--- Start Records provided ---
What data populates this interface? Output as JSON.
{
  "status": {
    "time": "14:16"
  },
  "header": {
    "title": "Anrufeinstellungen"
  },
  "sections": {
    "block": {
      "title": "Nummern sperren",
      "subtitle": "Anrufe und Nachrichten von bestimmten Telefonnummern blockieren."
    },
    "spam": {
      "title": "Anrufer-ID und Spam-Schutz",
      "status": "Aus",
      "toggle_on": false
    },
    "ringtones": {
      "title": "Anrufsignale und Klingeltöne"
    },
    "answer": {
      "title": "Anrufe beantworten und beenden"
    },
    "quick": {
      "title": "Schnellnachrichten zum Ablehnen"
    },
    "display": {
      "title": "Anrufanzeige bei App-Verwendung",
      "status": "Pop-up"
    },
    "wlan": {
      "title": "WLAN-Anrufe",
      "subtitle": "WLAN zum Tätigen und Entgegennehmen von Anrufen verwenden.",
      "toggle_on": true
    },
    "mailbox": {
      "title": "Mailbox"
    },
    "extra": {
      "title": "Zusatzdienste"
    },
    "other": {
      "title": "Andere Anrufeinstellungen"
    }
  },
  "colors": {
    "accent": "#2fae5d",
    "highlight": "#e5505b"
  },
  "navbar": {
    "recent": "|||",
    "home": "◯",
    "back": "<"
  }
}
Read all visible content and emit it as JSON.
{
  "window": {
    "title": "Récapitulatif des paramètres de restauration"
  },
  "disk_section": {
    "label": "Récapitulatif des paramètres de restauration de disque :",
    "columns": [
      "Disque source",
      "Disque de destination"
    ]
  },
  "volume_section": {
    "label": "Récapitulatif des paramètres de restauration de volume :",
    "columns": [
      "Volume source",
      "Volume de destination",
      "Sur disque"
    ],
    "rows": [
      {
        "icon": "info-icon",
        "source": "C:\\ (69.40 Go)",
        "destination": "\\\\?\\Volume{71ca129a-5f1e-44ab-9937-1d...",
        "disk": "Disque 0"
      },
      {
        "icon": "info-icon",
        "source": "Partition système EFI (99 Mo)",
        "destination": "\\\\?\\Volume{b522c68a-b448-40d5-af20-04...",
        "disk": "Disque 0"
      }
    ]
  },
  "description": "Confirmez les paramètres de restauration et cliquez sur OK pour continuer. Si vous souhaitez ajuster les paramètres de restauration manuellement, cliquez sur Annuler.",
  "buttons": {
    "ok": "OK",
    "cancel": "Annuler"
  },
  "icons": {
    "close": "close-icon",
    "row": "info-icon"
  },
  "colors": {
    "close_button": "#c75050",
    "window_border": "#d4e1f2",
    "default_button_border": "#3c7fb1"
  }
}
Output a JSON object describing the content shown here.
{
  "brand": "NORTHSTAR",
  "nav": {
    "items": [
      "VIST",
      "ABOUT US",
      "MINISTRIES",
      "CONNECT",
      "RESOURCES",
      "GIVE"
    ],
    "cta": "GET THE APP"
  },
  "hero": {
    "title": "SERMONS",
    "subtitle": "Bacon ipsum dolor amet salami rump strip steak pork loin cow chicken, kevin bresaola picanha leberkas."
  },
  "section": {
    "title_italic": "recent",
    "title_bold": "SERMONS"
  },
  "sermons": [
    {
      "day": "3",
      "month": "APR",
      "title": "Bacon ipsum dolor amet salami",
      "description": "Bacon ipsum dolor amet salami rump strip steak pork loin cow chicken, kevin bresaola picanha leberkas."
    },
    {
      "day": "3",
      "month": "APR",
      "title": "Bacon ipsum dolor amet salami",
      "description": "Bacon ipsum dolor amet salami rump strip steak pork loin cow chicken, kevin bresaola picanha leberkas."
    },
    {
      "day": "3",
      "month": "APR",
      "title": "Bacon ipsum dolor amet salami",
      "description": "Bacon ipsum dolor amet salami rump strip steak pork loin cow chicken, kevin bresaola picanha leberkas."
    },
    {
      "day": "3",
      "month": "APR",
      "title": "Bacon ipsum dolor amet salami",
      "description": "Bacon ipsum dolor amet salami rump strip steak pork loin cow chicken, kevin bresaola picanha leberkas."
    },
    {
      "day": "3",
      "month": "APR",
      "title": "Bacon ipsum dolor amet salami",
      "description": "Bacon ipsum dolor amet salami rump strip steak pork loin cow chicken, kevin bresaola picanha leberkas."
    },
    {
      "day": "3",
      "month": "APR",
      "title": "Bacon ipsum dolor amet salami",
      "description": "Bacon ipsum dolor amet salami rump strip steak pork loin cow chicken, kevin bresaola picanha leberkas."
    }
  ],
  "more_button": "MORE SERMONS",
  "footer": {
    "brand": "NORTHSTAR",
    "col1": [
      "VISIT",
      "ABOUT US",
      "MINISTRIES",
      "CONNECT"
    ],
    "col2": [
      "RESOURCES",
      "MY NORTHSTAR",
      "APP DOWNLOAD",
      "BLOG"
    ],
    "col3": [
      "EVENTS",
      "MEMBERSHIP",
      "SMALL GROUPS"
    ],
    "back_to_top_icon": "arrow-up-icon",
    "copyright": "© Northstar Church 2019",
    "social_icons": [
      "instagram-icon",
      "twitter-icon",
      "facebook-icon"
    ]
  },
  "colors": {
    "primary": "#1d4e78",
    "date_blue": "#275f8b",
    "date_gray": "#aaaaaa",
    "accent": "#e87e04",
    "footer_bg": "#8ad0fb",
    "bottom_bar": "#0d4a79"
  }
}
--- End Records provided ---
- _Requirement_: Extract every record. Keep wording exact.

- _Finished task_:
What data populates this interface? Output as JSON.
{
  "status": {
    "time": "14:16"
  },
  "header": {
    "title": "Anrufeinstellungen"
  },
  "sections": {
    "block": {
      "title": "Nummern sperren",
      "subtitle": "Anrufe und Nachrichten von bestimmten Telefonnummern blockieren."
    },
    "spam": {
      "title": "Anrufer-ID und Spam-Schutz",
      "status": "Aus",
      "toggle_on": false
    },
    "ringtones": {
      "title": "Anrufsignale und Klingeltöne"
    },
    "answer": {
      "title": "Anrufe beantworten und beenden"
    },
    "quick": {
      "title": "Schnellnachrichten zum Ablehnen"
    },
    "display": {
      "title": "Anrufanzeige bei App-Verwendung",
      "status": "Pop-up"
    },
    "wlan": {
      "title": "WLAN-Anrufe",
      "subtitle": "WLAN zum Tätigen und Entgegennehmen von Anrufen verwenden.",
      "toggle_on": true
    },
    "mailbox": {
      "title": "Mailbox"
    },
    "extra": {
      "title": "Zusatzdienste"
    },
    "other": {
      "title": "Andere Anrufeinstellungen"
    }
  },
  "colors": {
    "accent": "#2fae5d",
    "highlight": "#e5505b"
  },
  "navbar": {
    "recent": "|||",
    "home": "◯",
    "back": "<"
  }
}
Read all visible content and emit it as JSON.
{
  "window": {
    "title": "Récapitulatif des paramètres de restauration"
  },
  "disk_section": {
    "label": "Récapitulatif des paramètres de restauration de disque :",
    "columns": [
      "Disque source",
      "Disque de destination"
    ]
  },
  "volume_section": {
    "label": "Récapitulatif des paramètres de restauration de volume :",
    "columns": [
      "Volume source",
      "Volume de destination",
      "Sur disque"
    ],
    "rows": [
      {
        "icon": "info-icon",
        "source": "C:\\ (69.40 Go)",
        "destination": "\\\\?\\Volume{71ca129a-5f1e-44ab-9937-1d...",
        "disk": "Disque 0"
      },
      {
        "icon": "info-icon",
        "source": "Partition système EFI (99 Mo)",
        "destination": "\\\\?\\Volume{b522c68a-b448-40d5-af20-04...",
        "disk": "Disque 0"
      }
    ]
  },
  "description": "Confirmez les paramètres de restauration et cliquez sur OK pour continuer. Si vous souhaitez ajuster les paramètres de restauration manuellement, cliquez sur Annuler.",
  "buttons": {
    "ok": "OK",
    "cancel": "Annuler"
  },
  "icons": {
    "close": "close-icon",
    "row": "info-icon"
  },
  "colors": {
    "close_button": "#c75050",
    "window_border": "#d4e1f2",
    "default_button_border": "#3c7fb1"
  }
}
Output a JSON object describing the content shown here.
{
  "brand": "NORTHSTAR",
  "nav": {
    "items": [
      "VIST",
      "ABOUT US",
      "MINISTRIES",
      "CONNECT",
      "RESOURCES",
      "GIVE"
    ],
    "cta": "GET THE APP"
  },
  "hero": {
    "title": "SERMONS",
    "subtitle": "Bacon ipsum dolor amet salami rump strip steak pork loin cow chicken, kevin bresaola picanha leberkas."
  },
  "section": {
    "title_italic": "recent",
    "title_bold": "SERMONS"
  },
  "sermons": [
    {
      "day": "3",
      "month": "APR",
      "title": "Bacon ipsum dolor amet salami",
      "description": "Bacon ipsum dolor amet salami rump strip steak pork loin cow chicken, kevin bresaola picanha leberkas."
    },
    {
      "day": "3",
      "month": "APR",
      "title": "Bacon ipsum dolor amet salami",
      "description": "Bacon ipsum dolor amet salami rump strip steak pork loin cow chicken, kevin bresaola picanha leberkas."
    },
    {
      "day": "3",
      "month": "APR",
      "title": "Bacon ipsum dolor amet salami",
      "description": "Bacon ipsum dolor amet salami rump strip steak pork loin cow chicken, kevin bresaola picanha leberkas."
    },
    {
      "day": "3",
      "month": "APR",
      "title": "Bacon ipsum dolor amet salami",
      "description": "Bacon ipsum dolor amet salami rump strip steak pork loin cow chicken, kevin bresaola picanha leberkas."
    },
    {
      "day": "3",
      "month": "APR",
      "title": "Bacon ipsum dolor amet salami",
      "description": "Bacon ipsum dolor amet salami rump strip steak pork loin cow chicken, kevin bresaola picanha leberkas."
    },
    {
      "day": "3",
      "month": "APR",
      "title": "Bacon ipsum dolor amet salami",
      "description": "Bacon ipsum dolor amet salami rump strip steak pork loin cow chicken, kevin bresaola picanha leberkas."
    }
  ],
  "more_button": "MORE SERMONS",
  "footer": {
    "brand": "NORTHSTAR",
    "col1": [
      "VISIT",
      "ABOUT US",
      "MINISTRIES",
      "CONNECT"
    ],
    "col2": [
      "RESOURCES",
      "MY NORTHSTAR",
      "APP DOWNLOAD",
      "BLOG"
    ],
    "col3": [
      "EVENTS",
      "MEMBERSHIP",
      "SMALL GROUPS"
    ],
    "back_to_top_icon": "arrow-up-icon",
    "copyright": "© Northstar Church 2019",
    "social_icons": [
      "instagram-icon",
      "twitter-icon",
      "facebook-icon"
    ]
  },
  "colors": {
    "primary": "#1d4e78",
    "date_blue": "#275f8b",
    "date_gray": "#aaaaaa",
    "accent": "#e87e04",
    "footer_bg": "#8ad0fb",
    "bottom_bar": "#0d4a79"
  }
}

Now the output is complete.